=== OBJECTIVE ===
Write out the listing again, changing every "Ground" to "GND" and keeping everything else the same.

-- SOURCE RECORDS start --

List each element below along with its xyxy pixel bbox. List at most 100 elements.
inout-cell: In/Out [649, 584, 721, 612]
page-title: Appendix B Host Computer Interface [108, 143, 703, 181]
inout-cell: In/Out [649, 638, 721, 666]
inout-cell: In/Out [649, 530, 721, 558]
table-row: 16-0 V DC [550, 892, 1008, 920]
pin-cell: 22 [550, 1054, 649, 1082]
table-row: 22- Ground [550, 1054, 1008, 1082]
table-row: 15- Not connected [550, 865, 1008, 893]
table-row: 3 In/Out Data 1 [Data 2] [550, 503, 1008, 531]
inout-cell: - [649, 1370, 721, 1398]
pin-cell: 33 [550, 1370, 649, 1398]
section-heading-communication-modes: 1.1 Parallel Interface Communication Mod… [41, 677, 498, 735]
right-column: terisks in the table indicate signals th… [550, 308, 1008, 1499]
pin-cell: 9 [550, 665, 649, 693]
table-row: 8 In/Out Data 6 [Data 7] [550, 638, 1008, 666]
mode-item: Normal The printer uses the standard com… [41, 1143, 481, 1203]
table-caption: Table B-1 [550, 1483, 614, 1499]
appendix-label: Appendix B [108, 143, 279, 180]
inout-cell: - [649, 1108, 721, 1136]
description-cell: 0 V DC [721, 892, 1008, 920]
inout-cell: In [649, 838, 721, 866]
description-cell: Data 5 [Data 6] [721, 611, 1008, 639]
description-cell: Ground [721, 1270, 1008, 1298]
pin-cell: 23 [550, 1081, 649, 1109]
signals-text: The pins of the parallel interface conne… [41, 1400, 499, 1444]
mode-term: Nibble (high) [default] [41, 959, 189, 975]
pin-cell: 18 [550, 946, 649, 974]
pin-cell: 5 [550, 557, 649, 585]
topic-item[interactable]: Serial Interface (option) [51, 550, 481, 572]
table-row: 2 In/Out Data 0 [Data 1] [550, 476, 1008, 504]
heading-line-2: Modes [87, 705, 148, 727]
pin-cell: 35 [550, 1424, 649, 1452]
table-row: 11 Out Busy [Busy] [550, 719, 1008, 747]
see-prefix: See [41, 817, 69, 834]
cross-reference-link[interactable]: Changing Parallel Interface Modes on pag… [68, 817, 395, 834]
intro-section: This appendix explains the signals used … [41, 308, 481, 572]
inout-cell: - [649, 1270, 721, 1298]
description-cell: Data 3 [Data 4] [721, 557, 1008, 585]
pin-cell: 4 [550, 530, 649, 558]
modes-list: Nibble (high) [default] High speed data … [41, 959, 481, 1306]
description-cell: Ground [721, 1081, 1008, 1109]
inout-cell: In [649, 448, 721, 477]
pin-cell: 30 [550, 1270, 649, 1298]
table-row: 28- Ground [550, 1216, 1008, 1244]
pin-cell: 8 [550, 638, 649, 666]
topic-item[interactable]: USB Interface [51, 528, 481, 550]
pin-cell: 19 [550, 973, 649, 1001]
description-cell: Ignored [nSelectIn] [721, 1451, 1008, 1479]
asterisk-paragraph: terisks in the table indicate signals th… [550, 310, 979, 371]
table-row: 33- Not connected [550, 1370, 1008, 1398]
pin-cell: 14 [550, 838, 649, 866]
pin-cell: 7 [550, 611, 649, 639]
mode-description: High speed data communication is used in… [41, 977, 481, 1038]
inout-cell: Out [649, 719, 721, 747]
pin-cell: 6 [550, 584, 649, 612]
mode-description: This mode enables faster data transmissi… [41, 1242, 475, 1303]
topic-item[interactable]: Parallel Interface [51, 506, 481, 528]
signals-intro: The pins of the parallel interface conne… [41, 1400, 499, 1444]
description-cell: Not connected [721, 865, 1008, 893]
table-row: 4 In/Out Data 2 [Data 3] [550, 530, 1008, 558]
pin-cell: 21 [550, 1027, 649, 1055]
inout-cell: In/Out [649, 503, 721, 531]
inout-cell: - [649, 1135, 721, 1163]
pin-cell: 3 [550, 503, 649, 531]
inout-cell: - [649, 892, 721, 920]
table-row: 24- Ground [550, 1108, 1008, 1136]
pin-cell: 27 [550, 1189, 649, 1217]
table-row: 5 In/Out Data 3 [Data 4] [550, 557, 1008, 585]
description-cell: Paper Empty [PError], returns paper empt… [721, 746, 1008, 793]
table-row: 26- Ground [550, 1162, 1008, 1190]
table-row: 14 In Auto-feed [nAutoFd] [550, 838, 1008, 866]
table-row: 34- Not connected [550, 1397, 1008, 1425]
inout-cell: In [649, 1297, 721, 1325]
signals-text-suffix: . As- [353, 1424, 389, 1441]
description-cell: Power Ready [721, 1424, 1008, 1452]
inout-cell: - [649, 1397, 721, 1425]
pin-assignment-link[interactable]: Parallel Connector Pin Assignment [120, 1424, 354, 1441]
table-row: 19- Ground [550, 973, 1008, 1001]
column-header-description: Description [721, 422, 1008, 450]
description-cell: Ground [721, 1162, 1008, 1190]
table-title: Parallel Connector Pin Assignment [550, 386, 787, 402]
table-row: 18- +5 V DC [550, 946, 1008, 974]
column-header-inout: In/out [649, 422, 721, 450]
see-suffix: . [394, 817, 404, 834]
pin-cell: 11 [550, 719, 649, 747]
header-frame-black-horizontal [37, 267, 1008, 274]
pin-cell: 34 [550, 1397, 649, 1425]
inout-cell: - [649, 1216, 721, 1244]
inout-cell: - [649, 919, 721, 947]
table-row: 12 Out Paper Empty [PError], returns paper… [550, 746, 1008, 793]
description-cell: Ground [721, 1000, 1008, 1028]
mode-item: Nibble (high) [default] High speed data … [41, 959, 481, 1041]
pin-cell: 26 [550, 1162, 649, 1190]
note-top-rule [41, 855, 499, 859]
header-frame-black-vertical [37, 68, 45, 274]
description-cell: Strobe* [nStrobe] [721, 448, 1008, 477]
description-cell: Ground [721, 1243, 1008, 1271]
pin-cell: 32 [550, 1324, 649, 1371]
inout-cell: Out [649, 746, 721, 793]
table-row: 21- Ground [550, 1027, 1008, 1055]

-- SOURCE RECORDS end --

=== TASK OUTPUT ===
List each element below along with its xyxy pixel bbox. List at most 100 elements.
inout-cell: In/Out [649, 584, 721, 612]
page-title: Appendix B Host Computer Interface [108, 143, 703, 181]
inout-cell: In/Out [649, 638, 721, 666]
inout-cell: In/Out [649, 530, 721, 558]
table-row: 16-0 V DC [550, 892, 1008, 920]
pin-cell: 22 [550, 1054, 649, 1082]
table-row: 22- GND [550, 1054, 1008, 1082]
table-row: 15- Not connected [550, 865, 1008, 893]
table-row: 3 In/Out Data 1 [Data 2] [550, 503, 1008, 531]
inout-cell: - [649, 1370, 721, 1398]
pin-cell: 33 [550, 1370, 649, 1398]
section-heading-communication-modes: 1.1 Parallel Interface Communication Mod… [41, 677, 498, 735]
right-column: terisks in the table indicate signals th… [550, 308, 1008, 1499]
pin-cell: 9 [550, 665, 649, 693]
table-row: 8 In/Out Data 6 [Data 7] [550, 638, 1008, 666]
mode-item: Normal The printer uses the standard com… [41, 1143, 481, 1203]
table-caption: Table B-1 [550, 1483, 614, 1499]
appendix-label: Appendix B [108, 143, 279, 180]
inout-cell: - [649, 1108, 721, 1136]
description-cell: 0 V DC [721, 892, 1008, 920]
inout-cell: In [649, 838, 721, 866]
description-cell: Data 5 [Data 6] [721, 611, 1008, 639]
description-cell: GND [721, 1270, 1008, 1298]
pin-cell: 23 [550, 1081, 649, 1109]
signals-text: The pins of the parallel interface conne… [41, 1400, 499, 1444]
mode-term: Nibble (high) [default] [41, 959, 189, 975]
pin-cell: 18 [550, 946, 649, 974]
pin-cell: 5 [550, 557, 649, 585]
topic-item[interactable]: Serial Interface (option) [51, 550, 481, 572]
table-row: 2 In/Out Data 0 [Data 1] [550, 476, 1008, 504]
heading-line-2: Modes [87, 705, 148, 727]
pin-cell: 35 [550, 1424, 649, 1452]
table-row: 11 Out Busy [Busy] [550, 719, 1008, 747]
see-prefix: See [41, 817, 69, 834]
cross-reference-link[interactable]: Changing Parallel Interface Modes on pag… [68, 817, 395, 834]
intro-section: This appendix explains the signals used … [41, 308, 481, 572]
inout-cell: - [649, 1270, 721, 1298]
description-cell: Data 3 [Data 4] [721, 557, 1008, 585]
pin-cell: 4 [550, 530, 649, 558]
modes-list: Nibble (high) [default] High speed data … [41, 959, 481, 1306]
description-cell: GND [721, 1081, 1008, 1109]
inout-cell: In [649, 448, 721, 477]
pin-cell: 30 [550, 1270, 649, 1298]
table-row: 28- GND [550, 1216, 1008, 1244]
pin-cell: 8 [550, 638, 649, 666]
topic-item[interactable]: USB Interface [51, 528, 481, 550]
pin-cell: 19 [550, 973, 649, 1001]
description-cell: Ignored [nSelectIn] [721, 1451, 1008, 1479]
asterisk-paragraph: terisks in the table indicate signals th… [550, 310, 979, 371]
table-row: 33- Not connected [550, 1370, 1008, 1398]
pin-cell: 14 [550, 838, 649, 866]
pin-cell: 7 [550, 611, 649, 639]
mode-description: High speed data communication is used in… [41, 977, 481, 1038]
inout-cell: Out [649, 719, 721, 747]
pin-cell: 6 [550, 584, 649, 612]
mode-description: This mode enables faster data transmissi… [41, 1242, 475, 1303]
topic-item[interactable]: Parallel Interface [51, 506, 481, 528]
signals-intro: The pins of the parallel interface conne… [41, 1400, 499, 1444]
description-cell: Not connected [721, 865, 1008, 893]
table-row: 4 In/Out Data 2 [Data 3] [550, 530, 1008, 558]
pin-cell: 21 [550, 1027, 649, 1055]
inout-cell: In/Out [649, 503, 721, 531]
inout-cell: - [649, 1135, 721, 1163]
pin-cell: 3 [550, 503, 649, 531]
inout-cell: - [649, 892, 721, 920]
table-row: 24- GND [550, 1108, 1008, 1136]
pin-cell: 27 [550, 1189, 649, 1217]
table-row: 5 In/Out Data 3 [Data 4] [550, 557, 1008, 585]
description-cell: Paper Empty [PError], returns paper empt… [721, 746, 1008, 793]
table-row: 26- GND [550, 1162, 1008, 1190]
table-row: 14 In Auto-feed [nAutoFd] [550, 838, 1008, 866]
table-row: 34- Not connected [550, 1397, 1008, 1425]
inout-cell: In [649, 1297, 721, 1325]
signals-text-suffix: . As- [353, 1424, 389, 1441]
description-cell: Power Ready [721, 1424, 1008, 1452]
inout-cell: - [649, 1397, 721, 1425]
pin-assignment-link[interactable]: Parallel Connector Pin Assignment [120, 1424, 354, 1441]
table-row: 19- GND [550, 973, 1008, 1001]
column-header-description: Description [721, 422, 1008, 450]
description-cell: GND [721, 1162, 1008, 1190]
table-title: Parallel Connector Pin Assignment [550, 386, 787, 402]
table-row: 18- +5 V DC [550, 946, 1008, 974]
column-header-inout: In/out [649, 422, 721, 450]
see-suffix: . [394, 817, 404, 834]
pin-cell: 11 [550, 719, 649, 747]
header-frame-black-horizontal [37, 267, 1008, 274]
pin-cell: 34 [550, 1397, 649, 1425]
inout-cell: - [649, 1216, 721, 1244]
inout-cell: - [649, 919, 721, 947]
table-row: 12 Out Paper Empty [PError], returns paper… [550, 746, 1008, 793]
description-cell: GND [721, 1000, 1008, 1028]
mode-item: Nibble (high) [default] High speed data … [41, 959, 481, 1041]
pin-cell: 26 [550, 1162, 649, 1190]
note-top-rule [41, 855, 499, 859]
header-frame-black-vertical [37, 68, 45, 274]
description-cell: Strobe* [nStrobe] [721, 448, 1008, 477]
description-cell: GND [721, 1243, 1008, 1271]
pin-cell: 32 [550, 1324, 649, 1371]
inout-cell: Out [649, 746, 721, 793]
table-row: 21- GND [550, 1027, 1008, 1055]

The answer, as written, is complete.